Copy out every line of the data exactly.

## Begin Data

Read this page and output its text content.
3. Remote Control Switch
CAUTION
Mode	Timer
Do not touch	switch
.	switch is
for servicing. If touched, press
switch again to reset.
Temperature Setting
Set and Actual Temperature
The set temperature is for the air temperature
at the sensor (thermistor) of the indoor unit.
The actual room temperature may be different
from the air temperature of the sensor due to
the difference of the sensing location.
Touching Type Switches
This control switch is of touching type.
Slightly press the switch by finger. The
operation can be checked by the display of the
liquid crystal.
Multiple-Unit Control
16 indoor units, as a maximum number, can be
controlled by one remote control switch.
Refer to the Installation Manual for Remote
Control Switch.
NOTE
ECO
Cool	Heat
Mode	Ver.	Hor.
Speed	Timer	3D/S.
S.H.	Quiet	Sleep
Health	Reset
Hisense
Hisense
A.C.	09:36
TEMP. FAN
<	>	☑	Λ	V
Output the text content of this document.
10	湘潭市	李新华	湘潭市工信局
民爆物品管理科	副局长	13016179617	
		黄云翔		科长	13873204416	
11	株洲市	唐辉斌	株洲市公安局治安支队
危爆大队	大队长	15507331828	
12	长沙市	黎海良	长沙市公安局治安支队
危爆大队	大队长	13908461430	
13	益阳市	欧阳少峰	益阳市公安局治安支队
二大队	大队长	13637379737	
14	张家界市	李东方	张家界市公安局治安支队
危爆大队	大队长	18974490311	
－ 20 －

## End Data

▸ Solution:
Read this page and output its text content.
3. Remote Control Switch
CAUTION
Mode	Timer
Do not touch	switch
.	switch is
for servicing. If touched, press
switch again to reset.
Temperature Setting
Set and Actual Temperature
The set temperature is for the air temperature
at the sensor (thermistor) of the indoor unit.
The actual room temperature may be different
from the air temperature of the sensor due to
the difference of the sensing location.
Touching Type Switches
This control switch is of touching type.
Slightly press the switch by finger. The
operation can be checked by the display of the
liquid crystal.
Multiple-Unit Control
16 indoor units, as a maximum number, can be
controlled by one remote control switch.
Refer to the Installation Manual for Remote
Control Switch.
NOTE
ECO
Cool	Heat
Mode	Ver.	Hor.
Speed	Timer	3D/S.
S.H.	Quiet	Sleep
Health	Reset
Hisense
Hisense
A.C.	09:36
TEMP. FAN
<	>	☑	Λ	V
Output the text content of this document.
10	湘潭市	李新华	湘潭市工信局
民爆物品管理科	副局长	13016179617	
		黄云翔		科长	13873204416	
11	株洲市	唐辉斌	株洲市公安局治安支队
危爆大队	大队长	15507331828	
12	长沙市	黎海良	长沙市公安局治安支队
危爆大队	大队长	13908461430	
13	益阳市	欧阳少峰	益阳市公安局治安支队
二大队	大队长	13637379737	
14	张家界市	李东方	张家界市公安局治安支队
危爆大队	大队长	18974490311	
－ 20 －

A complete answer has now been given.